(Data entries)
++++++++++
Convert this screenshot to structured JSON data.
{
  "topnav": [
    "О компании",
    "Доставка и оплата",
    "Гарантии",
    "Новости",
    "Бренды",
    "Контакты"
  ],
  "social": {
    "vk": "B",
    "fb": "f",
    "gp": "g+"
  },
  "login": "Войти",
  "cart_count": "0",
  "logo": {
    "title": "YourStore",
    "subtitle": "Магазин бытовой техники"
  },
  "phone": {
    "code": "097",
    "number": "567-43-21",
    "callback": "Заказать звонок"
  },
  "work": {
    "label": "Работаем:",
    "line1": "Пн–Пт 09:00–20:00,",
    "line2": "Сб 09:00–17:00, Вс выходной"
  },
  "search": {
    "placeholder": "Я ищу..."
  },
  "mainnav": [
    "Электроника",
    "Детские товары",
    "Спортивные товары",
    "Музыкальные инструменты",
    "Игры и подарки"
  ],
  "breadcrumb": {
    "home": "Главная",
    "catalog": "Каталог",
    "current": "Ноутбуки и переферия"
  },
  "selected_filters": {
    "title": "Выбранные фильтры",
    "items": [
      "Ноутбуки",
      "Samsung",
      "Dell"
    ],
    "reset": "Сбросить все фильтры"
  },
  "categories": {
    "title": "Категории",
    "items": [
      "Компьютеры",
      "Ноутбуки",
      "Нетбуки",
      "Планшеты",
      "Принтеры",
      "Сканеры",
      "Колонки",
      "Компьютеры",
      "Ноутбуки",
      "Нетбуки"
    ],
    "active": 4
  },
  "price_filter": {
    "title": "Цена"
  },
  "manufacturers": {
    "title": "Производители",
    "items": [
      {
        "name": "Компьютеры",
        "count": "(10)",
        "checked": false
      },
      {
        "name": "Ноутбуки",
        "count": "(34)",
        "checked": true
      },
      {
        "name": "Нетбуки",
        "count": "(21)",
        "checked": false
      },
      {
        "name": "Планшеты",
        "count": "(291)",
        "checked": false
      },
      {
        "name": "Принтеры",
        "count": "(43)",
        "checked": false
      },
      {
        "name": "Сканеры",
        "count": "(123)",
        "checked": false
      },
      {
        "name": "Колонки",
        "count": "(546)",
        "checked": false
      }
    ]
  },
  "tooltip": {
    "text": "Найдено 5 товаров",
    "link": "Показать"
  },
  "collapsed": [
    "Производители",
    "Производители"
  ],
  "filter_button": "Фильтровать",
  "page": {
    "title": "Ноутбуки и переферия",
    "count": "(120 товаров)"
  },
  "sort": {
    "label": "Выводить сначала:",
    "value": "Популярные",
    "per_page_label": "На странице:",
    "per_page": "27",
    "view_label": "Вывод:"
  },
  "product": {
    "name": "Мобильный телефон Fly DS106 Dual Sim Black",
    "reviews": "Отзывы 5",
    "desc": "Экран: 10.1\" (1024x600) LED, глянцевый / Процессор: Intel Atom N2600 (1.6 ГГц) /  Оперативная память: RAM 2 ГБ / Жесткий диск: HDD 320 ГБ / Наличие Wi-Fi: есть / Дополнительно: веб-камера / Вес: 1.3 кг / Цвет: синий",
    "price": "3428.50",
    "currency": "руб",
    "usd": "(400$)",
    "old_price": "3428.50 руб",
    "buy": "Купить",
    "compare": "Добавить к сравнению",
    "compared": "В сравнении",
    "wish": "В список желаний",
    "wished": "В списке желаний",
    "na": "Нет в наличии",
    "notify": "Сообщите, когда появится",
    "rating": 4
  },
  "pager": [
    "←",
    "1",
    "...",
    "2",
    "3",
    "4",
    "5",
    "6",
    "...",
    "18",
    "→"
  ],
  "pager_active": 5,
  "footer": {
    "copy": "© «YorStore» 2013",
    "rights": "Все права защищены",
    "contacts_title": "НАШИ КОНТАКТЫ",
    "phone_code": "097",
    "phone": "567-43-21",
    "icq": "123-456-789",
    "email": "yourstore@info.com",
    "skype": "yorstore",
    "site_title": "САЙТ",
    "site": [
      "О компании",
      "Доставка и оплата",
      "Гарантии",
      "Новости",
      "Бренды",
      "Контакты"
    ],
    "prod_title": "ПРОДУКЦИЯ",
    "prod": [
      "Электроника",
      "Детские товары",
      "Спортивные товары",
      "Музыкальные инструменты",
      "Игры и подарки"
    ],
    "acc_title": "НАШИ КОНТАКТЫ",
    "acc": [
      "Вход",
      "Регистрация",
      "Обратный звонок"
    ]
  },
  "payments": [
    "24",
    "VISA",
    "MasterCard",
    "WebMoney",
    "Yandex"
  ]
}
++++++++++
# Given exercise
Retype each record exactly, leaving nothing out.

# Response for this exercise
Convert this screenshot to structured JSON data.
{
  "topnav": [
    "О компании",
    "Доставка и оплата",
    "Гарантии",
    "Новости",
    "Бренды",
    "Контакты"
  ],
  "social": {
    "vk": "B",
    "fb": "f",
    "gp": "g+"
  },
  "login": "Войти",
  "cart_count": "0",
  "logo": {
    "title": "YourStore",
    "subtitle": "Магазин бытовой техники"
  },
  "phone": {
    "code": "097",
    "number": "567-43-21",
    "callback": "Заказать звонок"
  },
  "work": {
    "label": "Работаем:",
    "line1": "Пн–Пт 09:00–20:00,",
    "line2": "Сб 09:00–17:00, Вс выходной"
  },
  "search": {
    "placeholder": "Я ищу..."
  },
  "mainnav": [
    "Электроника",
    "Детские товары",
    "Спортивные товары",
    "Музыкальные инструменты",
    "Игры и подарки"
  ],
  "breadcrumb": {
    "home": "Главная",
    "catalog": "Каталог",
    "current": "Ноутбуки и переферия"
  },
  "selected_filters": {
    "title": "Выбранные фильтры",
    "items": [
      "Ноутбуки",
      "Samsung",
      "Dell"
    ],
    "reset": "Сбросить все фильтры"
  },
  "categories": {
    "title": "Категории",
    "items": [
      "Компьютеры",
      "Ноутбуки",
      "Нетбуки",
      "Планшеты",
      "Принтеры",
      "Сканеры",
      "Колонки",
      "Компьютеры",
      "Ноутбуки",
      "Нетбуки"
    ],
    "active": 4
  },
  "price_filter": {
    "title": "Цена"
  },
  "manufacturers": {
    "title": "Производители",
    "items": [
      {
        "name": "Компьютеры",
        "count": "(10)",
        "checked": false
      },
      {
        "name": "Ноутбуки",
        "count": "(34)",
        "checked": true
      },
      {
        "name": "Нетбуки",
        "count": "(21)",
        "checked": false
      },
      {
        "name": "Планшеты",
        "count": "(291)",
        "checked": false
      },
      {
        "name": "Принтеры",
        "count": "(43)",
        "checked": false
      },
      {
        "name": "Сканеры",
        "count": "(123)",
        "checked": false
      },
      {
        "name": "Колонки",
        "count": "(546)",
        "checked": false
      }
    ]
  },
  "tooltip": {
    "text": "Найдено 5 товаров",
    "link": "Показать"
  },
  "collapsed": [
    "Производители",
    "Производители"
  ],
  "filter_button": "Фильтровать",
  "page": {
    "title": "Ноутбуки и переферия",
    "count": "(120 товаров)"
  },
  "sort": {
    "label": "Выводить сначала:",
    "value": "Популярные",
    "per_page_label": "На странице:",
    "per_page": "27",
    "view_label": "Вывод:"
  },
  "product": {
    "name": "Мобильный телефон Fly DS106 Dual Sim Black",
    "reviews": "Отзывы 5",
    "desc": "Экран: 10.1\" (1024x600) LED, глянцевый / Процессор: Intel Atom N2600 (1.6 ГГц) /  Оперативная память: RAM 2 ГБ / Жесткий диск: HDD 320 ГБ / Наличие Wi-Fi: есть / Дополнительно: веб-камера / Вес: 1.3 кг / Цвет: синий",
    "price": "3428.50",
    "currency": "руб",
    "usd": "(400$)",
    "old_price": "3428.50 руб",
    "buy": "Купить",
    "compare": "Добавить к сравнению",
    "compared": "В сравнении",
    "wish": "В список желаний",
    "wished": "В списке желаний",
    "na": "Нет в наличии",
    "notify": "Сообщите, когда появится",
    "rating": 4
  },
  "pager": [
    "←",
    "1",
    "...",
    "2",
    "3",
    "4",
    "5",
    "6",
    "...",
    "18",
    "→"
  ],
  "pager_active": 5,
  "footer": {
    "copy": "© «YorStore» 2013",
    "rights": "Все права защищены",
    "contacts_title": "НАШИ КОНТАКТЫ",
    "phone_code": "097",
    "phone": "567-43-21",
    "icq": "123-456-789",
    "email": "yourstore@info.com",
    "skype": "yorstore",
    "site_title": "САЙТ",
    "site": [
      "О компании",
      "Доставка и оплата",
      "Гарантии",
      "Новости",
      "Бренды",
      "Контакты"
    ],
    "prod_title": "ПРОДУКЦИЯ",
    "prod": [
      "Электроника",
      "Детские товары",
      "Спортивные товары",
      "Музыкальные инструменты",
      "Игры и подарки"
    ],
    "acc_title": "НАШИ КОНТАКТЫ",
    "acc": [
      "Вход",
      "Регистрация",
      "Обратный звонок"
    ]
  },
  "payments": [
    "24",
    "VISA",
    "MasterCard",
    "WebMoney",
    "Yandex"
  ]
}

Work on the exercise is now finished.